#### STATED PROBLEM:
Retype all of the data exactly as given.
Start of ITEMS
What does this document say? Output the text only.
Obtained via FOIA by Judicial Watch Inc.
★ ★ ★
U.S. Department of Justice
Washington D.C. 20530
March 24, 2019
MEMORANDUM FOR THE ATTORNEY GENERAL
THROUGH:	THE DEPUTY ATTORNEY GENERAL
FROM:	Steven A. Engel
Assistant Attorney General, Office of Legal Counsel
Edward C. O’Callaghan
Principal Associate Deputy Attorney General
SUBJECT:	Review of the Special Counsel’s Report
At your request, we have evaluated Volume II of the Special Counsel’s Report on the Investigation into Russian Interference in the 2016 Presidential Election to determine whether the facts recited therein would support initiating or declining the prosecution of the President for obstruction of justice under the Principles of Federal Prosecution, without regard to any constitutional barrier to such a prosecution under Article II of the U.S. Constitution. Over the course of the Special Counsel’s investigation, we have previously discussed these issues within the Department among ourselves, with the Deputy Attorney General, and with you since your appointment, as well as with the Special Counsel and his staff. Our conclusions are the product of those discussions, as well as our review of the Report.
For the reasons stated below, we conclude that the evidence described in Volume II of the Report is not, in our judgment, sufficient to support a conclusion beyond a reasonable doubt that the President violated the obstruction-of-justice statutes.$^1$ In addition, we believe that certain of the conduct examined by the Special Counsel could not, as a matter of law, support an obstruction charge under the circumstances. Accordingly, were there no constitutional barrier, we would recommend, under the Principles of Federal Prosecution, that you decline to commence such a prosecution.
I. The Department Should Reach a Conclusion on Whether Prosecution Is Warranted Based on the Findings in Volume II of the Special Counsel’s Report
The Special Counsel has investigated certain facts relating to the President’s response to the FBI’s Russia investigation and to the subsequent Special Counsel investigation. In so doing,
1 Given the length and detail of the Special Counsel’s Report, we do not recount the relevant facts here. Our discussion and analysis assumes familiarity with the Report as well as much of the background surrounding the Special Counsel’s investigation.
End of ITEMS
#### TASK SOLUTION:
What does this document say? Output the text only.
Obtained via FOIA by Judicial Watch Inc.
★ ★ ★
U.S. Department of Justice
Washington D.C. 20530
March 24, 2019
MEMORANDUM FOR THE ATTORNEY GENERAL
THROUGH:	THE DEPUTY ATTORNEY GENERAL
FROM:	Steven A. Engel
Assistant Attorney General, Office of Legal Counsel
Edward C. O’Callaghan
Principal Associate Deputy Attorney General
SUBJECT:	Review of the Special Counsel’s Report
At your request, we have evaluated Volume II of the Special Counsel’s Report on the Investigation into Russian Interference in the 2016 Presidential Election to determine whether the facts recited therein would support initiating or declining the prosecution of the President for obstruction of justice under the Principles of Federal Prosecution, without regard to any constitutional barrier to such a prosecution under Article II of the U.S. Constitution. Over the course of the Special Counsel’s investigation, we have previously discussed these issues within the Department among ourselves, with the Deputy Attorney General, and with you since your appointment, as well as with the Special Counsel and his staff. Our conclusions are the product of those discussions, as well as our review of the Report.
For the reasons stated below, we conclude that the evidence described in Volume II of the Report is not, in our judgment, sufficient to support a conclusion beyond a reasonable doubt that the President violated the obstruction-of-justice statutes.$^1$ In addition, we believe that certain of the conduct examined by the Special Counsel could not, as a matter of law, support an obstruction charge under the circumstances. Accordingly, were there no constitutional barrier, we would recommend, under the Principles of Federal Prosecution, that you decline to commence such a prosecution.
I. The Department Should Reach a Conclusion on Whether Prosecution Is Warranted Based on the Findings in Volume II of the Special Counsel’s Report
The Special Counsel has investigated certain facts relating to the President’s response to the FBI’s Russia investigation and to the subsequent Special Counsel investigation. In so doing,
1 Given the length and detail of the Special Counsel’s Report, we do not recount the relevant facts here. Our discussion and analysis assumes familiarity with the Report as well as much of the background surrounding the Special Counsel’s investigation.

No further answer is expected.